▸ Written request
Reproduce every line in the listing that contains the word "первоначального".

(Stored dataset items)
···

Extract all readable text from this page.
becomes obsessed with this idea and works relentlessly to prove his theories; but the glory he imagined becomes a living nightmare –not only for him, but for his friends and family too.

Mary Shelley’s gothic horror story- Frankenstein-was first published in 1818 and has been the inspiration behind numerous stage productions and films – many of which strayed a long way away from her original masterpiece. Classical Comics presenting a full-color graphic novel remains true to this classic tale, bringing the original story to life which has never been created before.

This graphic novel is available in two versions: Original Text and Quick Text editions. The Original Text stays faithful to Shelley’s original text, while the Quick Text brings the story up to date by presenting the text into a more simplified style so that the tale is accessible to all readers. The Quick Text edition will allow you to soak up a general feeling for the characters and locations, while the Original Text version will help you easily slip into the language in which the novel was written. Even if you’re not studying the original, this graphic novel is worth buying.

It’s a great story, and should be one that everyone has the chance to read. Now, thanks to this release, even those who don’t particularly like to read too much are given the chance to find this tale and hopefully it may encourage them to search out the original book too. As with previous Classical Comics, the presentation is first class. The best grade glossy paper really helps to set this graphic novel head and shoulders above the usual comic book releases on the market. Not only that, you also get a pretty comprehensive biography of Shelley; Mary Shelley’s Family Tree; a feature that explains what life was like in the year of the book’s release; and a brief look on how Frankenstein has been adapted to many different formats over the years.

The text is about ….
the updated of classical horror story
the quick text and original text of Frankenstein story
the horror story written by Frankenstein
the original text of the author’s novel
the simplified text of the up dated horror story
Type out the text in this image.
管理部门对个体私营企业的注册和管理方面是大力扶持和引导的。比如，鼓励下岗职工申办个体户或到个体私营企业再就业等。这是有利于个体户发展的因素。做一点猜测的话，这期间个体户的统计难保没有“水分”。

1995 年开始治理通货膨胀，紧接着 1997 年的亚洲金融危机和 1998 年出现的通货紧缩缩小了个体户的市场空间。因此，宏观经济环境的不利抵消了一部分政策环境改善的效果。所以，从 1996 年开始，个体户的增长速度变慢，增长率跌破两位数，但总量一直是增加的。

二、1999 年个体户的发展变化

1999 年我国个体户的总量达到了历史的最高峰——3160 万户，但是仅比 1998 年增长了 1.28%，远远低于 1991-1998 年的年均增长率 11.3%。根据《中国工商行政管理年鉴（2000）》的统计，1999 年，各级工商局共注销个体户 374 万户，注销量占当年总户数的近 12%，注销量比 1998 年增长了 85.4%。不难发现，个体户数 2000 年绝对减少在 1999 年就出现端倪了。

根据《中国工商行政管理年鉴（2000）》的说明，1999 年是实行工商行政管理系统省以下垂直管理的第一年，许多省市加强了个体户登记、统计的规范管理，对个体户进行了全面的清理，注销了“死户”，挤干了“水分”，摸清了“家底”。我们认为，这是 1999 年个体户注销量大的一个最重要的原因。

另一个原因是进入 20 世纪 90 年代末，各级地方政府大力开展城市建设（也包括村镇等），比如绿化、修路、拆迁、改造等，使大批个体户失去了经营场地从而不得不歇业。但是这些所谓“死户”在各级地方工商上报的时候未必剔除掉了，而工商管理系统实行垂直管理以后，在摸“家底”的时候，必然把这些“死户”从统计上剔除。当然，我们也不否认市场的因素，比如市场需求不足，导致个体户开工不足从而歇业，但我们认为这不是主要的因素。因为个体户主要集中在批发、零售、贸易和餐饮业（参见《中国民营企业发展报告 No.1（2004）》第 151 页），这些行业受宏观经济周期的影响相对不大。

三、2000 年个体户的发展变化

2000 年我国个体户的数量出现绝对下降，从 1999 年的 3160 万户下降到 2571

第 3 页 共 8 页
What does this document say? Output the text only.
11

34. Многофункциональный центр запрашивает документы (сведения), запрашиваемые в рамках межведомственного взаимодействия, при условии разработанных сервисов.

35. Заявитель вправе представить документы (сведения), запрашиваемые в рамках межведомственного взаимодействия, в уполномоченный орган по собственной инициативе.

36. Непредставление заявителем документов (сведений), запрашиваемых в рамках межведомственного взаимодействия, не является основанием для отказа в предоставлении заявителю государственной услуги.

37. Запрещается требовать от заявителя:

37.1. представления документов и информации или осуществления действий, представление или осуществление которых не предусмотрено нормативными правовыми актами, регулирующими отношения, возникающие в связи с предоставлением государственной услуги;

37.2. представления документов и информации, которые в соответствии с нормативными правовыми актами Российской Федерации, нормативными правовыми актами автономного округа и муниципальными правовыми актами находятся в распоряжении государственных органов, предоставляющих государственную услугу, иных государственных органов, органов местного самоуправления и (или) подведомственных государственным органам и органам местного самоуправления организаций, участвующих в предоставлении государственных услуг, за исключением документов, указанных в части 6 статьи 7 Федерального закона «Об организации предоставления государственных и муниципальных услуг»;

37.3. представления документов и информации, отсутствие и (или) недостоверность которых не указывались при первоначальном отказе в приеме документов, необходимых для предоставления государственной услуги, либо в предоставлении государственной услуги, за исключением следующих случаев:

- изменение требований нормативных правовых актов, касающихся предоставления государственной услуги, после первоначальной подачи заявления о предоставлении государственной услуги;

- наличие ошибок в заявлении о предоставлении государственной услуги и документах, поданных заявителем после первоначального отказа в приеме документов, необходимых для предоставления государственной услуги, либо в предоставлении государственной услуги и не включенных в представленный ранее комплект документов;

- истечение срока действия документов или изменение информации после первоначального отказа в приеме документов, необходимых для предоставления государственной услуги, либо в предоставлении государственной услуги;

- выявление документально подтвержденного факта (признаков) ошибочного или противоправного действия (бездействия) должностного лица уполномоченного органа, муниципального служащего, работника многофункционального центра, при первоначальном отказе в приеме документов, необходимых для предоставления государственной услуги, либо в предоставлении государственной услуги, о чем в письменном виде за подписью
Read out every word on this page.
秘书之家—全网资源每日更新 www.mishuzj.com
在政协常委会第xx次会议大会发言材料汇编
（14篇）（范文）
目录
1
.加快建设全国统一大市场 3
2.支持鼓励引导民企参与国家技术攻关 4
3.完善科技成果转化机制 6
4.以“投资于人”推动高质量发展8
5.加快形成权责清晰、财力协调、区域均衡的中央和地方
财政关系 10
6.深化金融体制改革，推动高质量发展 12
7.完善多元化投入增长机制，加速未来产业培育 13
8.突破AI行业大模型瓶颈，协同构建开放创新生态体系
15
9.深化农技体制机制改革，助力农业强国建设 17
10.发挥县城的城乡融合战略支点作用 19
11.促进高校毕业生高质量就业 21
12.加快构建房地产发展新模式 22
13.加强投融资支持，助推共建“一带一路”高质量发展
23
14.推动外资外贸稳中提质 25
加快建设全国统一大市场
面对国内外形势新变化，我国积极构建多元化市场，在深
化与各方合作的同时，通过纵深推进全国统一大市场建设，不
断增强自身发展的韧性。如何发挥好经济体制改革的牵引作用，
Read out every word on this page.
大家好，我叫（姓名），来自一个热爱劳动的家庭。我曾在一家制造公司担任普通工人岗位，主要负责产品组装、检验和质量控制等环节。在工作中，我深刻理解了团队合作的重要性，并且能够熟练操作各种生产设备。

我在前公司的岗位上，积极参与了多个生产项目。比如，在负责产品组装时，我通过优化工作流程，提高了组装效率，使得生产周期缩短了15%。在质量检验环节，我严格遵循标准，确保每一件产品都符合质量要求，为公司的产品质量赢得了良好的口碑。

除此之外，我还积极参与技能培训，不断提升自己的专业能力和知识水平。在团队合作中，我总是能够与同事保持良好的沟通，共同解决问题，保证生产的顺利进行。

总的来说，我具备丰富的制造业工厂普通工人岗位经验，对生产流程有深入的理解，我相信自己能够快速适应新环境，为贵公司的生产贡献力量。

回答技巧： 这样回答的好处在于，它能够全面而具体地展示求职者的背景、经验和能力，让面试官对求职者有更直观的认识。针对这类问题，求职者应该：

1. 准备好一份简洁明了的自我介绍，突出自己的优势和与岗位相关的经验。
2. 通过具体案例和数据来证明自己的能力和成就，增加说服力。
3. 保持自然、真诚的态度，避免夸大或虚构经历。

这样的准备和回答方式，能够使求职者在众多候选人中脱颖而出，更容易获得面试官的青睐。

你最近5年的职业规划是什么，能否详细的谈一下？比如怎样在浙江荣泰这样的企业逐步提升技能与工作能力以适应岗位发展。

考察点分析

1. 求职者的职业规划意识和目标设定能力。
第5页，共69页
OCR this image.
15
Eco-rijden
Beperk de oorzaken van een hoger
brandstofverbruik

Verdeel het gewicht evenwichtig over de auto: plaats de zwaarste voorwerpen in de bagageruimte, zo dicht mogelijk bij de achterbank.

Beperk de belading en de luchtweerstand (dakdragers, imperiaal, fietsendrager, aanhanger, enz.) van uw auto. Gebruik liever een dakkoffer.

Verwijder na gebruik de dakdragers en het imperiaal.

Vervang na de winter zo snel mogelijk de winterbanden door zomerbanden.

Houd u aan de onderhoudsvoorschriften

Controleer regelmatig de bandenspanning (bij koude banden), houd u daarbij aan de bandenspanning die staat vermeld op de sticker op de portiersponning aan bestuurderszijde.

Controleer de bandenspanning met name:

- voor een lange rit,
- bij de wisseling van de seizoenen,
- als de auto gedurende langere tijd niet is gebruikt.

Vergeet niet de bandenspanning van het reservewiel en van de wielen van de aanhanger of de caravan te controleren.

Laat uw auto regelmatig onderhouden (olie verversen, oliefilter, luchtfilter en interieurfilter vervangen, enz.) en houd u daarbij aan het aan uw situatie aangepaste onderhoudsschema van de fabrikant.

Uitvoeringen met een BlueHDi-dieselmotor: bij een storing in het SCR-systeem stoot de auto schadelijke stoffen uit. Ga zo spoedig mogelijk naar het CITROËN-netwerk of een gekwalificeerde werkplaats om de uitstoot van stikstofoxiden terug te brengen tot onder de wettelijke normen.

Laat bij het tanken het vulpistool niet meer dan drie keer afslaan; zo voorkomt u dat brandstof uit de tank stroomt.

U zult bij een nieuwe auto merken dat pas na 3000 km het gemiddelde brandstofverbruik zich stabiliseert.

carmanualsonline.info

···

▸ Result below
- наличие ошибок в заявлении о предоставлении государственной услуги и документах, поданных заявителем после первоначального отказа в приеме документов, необходимых для предоставления государственной услуги, либо в предоставлении государственной услуги и не включенных в представленный ранее комплект документов;
- истечение срока действия документов или изменение информации после первоначального отказа в приеме документов, необходимых для предоставления государственной услуги, либо в предоставлении государственной услуги;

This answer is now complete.